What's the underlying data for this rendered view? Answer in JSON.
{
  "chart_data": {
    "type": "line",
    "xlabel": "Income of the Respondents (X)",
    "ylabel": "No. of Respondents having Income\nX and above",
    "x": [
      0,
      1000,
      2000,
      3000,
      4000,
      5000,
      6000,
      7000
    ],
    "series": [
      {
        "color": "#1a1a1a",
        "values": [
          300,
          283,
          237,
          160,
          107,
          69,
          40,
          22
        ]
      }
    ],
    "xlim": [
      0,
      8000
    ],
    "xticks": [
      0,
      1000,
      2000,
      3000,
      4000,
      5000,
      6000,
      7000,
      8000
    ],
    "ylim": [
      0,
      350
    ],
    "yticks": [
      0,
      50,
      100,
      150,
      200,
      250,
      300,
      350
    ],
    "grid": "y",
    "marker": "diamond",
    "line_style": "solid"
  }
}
········
- _Task objective_
Copy all lines from the listing that contain "Income".

- _Written response_
    "xlabel": "Income of the Respondents (X)",
    "ylabel": "No. of Respondents having Income\nX and above",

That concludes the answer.